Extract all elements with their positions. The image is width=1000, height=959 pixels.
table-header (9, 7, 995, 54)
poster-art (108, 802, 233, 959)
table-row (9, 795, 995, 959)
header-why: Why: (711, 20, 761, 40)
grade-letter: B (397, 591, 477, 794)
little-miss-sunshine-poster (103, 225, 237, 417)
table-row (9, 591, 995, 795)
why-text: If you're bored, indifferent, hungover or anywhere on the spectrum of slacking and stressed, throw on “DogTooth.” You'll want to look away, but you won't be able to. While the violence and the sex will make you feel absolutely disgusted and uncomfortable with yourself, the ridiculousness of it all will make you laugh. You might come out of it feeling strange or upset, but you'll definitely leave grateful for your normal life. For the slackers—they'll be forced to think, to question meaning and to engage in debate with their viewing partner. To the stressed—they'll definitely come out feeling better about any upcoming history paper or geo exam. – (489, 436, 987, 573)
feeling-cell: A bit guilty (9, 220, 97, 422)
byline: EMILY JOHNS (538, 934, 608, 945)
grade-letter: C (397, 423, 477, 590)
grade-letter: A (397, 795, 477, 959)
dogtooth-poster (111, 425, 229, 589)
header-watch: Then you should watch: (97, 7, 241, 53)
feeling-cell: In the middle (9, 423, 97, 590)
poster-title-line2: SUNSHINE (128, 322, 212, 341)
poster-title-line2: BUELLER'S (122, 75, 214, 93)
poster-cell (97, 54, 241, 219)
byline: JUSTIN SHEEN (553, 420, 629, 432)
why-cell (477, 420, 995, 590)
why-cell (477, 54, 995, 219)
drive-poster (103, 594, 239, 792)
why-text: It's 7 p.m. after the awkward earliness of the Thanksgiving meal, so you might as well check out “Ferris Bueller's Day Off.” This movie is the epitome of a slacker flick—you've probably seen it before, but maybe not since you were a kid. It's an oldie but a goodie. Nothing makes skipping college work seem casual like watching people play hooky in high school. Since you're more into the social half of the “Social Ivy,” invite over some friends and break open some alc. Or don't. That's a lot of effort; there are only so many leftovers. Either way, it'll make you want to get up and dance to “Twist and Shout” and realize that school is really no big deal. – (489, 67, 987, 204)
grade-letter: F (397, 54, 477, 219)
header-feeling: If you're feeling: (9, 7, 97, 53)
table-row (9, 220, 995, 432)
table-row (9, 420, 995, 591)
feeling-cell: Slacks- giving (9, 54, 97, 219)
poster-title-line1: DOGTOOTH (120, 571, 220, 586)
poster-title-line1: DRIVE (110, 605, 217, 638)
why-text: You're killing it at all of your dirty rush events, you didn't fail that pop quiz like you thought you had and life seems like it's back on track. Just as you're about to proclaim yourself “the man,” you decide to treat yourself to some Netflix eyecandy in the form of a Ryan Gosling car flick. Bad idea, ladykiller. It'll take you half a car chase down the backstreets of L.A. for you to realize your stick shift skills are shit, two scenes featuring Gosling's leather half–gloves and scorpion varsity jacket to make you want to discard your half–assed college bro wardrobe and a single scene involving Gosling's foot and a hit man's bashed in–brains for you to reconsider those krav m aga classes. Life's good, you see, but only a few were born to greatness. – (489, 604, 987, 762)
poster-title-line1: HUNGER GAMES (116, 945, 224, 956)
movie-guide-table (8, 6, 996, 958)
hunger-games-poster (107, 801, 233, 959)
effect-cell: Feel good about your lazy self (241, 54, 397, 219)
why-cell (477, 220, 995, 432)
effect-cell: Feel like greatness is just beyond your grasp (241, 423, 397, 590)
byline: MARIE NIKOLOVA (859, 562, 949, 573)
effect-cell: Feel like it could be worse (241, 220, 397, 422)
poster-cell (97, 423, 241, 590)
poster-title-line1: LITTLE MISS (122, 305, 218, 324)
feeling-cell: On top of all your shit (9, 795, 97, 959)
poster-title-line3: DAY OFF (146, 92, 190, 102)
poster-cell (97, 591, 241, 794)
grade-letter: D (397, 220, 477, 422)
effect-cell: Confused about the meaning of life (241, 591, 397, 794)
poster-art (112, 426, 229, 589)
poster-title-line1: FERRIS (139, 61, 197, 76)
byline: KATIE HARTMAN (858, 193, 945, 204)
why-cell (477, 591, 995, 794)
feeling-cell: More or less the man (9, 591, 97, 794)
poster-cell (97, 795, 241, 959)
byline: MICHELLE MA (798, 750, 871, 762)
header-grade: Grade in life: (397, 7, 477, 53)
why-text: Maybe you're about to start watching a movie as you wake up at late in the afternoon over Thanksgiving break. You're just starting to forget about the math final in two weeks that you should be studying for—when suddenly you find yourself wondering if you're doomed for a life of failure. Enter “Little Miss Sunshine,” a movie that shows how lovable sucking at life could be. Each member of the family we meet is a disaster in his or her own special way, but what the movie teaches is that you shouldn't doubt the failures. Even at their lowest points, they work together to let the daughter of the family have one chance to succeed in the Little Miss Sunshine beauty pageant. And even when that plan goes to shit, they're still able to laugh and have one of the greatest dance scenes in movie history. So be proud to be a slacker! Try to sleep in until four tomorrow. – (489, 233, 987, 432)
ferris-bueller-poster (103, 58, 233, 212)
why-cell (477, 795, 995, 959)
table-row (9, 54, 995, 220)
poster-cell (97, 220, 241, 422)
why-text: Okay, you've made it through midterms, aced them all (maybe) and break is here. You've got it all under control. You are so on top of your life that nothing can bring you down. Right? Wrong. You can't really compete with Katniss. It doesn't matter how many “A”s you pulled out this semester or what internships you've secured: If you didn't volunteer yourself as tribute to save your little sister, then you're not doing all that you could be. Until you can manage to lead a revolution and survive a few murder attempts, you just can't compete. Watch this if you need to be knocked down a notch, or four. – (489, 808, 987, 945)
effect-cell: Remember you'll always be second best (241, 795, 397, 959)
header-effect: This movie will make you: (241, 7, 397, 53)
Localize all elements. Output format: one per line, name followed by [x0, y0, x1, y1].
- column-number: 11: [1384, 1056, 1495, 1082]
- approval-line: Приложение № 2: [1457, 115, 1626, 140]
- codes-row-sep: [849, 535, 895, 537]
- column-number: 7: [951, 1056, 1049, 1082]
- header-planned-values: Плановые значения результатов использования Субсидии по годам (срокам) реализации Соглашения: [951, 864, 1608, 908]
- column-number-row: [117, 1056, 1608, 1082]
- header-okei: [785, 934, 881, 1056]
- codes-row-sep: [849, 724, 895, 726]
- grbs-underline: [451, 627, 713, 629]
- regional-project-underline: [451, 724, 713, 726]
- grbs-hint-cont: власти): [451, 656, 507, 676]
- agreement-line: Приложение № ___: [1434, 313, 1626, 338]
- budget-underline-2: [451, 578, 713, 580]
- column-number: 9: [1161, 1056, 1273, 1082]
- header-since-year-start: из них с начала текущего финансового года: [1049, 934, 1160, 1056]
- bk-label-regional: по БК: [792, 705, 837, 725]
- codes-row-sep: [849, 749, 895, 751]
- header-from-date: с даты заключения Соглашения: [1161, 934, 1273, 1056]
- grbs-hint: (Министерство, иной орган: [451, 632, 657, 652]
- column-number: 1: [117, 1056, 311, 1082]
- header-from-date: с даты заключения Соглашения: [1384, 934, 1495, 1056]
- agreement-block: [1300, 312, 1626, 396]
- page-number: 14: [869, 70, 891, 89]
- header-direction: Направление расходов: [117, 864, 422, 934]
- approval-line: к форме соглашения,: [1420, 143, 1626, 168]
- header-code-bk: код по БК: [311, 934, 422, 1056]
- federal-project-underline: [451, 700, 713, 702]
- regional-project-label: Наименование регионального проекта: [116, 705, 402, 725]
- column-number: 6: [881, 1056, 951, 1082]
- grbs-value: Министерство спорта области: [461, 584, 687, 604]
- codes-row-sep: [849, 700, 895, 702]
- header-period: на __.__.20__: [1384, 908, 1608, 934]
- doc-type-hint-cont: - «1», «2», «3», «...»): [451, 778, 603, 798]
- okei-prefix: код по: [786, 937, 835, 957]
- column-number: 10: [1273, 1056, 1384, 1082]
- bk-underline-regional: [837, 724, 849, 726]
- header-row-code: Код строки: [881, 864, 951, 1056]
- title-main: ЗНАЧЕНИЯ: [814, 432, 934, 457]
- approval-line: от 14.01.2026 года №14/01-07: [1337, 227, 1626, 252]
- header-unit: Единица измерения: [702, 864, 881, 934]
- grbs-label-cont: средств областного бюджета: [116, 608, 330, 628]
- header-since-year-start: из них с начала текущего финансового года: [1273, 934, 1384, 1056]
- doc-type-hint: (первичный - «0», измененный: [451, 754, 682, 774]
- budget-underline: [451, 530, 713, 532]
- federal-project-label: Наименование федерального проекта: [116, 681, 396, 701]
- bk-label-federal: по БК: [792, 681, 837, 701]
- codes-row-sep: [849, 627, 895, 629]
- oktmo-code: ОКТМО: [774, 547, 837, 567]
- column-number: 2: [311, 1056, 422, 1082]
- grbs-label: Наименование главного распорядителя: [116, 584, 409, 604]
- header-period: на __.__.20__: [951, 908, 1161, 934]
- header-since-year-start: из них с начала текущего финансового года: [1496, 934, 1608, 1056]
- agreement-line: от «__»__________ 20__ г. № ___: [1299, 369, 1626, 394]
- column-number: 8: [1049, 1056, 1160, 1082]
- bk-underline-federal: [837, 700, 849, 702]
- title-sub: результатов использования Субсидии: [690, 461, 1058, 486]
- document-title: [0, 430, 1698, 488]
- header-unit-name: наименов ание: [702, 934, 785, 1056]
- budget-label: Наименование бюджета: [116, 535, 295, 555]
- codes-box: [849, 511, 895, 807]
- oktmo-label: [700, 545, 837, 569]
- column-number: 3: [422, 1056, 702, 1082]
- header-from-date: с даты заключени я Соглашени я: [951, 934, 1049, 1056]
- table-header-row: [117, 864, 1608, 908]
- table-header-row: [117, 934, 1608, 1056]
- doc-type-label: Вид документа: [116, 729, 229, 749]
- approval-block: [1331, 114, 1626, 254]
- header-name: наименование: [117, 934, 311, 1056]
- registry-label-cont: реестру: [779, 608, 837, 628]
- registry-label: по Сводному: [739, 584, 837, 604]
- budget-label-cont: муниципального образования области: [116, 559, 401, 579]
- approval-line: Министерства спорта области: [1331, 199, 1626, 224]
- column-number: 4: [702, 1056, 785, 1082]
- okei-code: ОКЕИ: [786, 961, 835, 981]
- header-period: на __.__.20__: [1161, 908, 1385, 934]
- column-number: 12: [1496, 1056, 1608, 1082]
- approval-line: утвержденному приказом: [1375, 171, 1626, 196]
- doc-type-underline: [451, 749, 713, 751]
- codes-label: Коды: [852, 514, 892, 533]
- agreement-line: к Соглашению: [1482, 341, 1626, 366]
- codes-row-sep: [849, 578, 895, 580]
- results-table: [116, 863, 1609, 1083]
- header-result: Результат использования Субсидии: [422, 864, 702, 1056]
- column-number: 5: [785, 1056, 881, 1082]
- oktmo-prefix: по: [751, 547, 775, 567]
┄┄┄┄┄┄┄┄┄┄┄┄┄┄┄┄┄┄┄┄
= Given problem =
Retype the listing above, beginning with its first line and continuing through the line that contains "feeling-cell: A bit guilty (9, 220, 97, 422)".

= Task response =
Extract all elements with their positions. The image is width=1000, height=959 pixels.
table-header (9, 7, 995, 54)
poster-art (108, 802, 233, 959)
table-row (9, 795, 995, 959)
header-why: Why: (711, 20, 761, 40)
grade-letter: B (397, 591, 477, 794)
little-miss-sunshine-poster (103, 225, 237, 417)
table-row (9, 591, 995, 795)
why-text: If you're bored, indifferent, hungover or anywhere on the spectrum of slacking and stressed, throw on “DogTooth.” You'll want to look away, but you won't be able to. While the violence and the sex will make you feel absolutely disgusted and uncomfortable with yourself, the ridiculousness of it all will make you laugh. You might come out of it feeling strange or upset, but you'll definitely leave grateful for your normal life. For the slackers—they'll be forced to think, to question meaning and to engage in debate with their viewing partner. To the stressed—they'll definitely come out feeling better about any upcoming history paper or geo exam. – (489, 436, 987, 573)
feeling-cell: A bit guilty (9, 220, 97, 422)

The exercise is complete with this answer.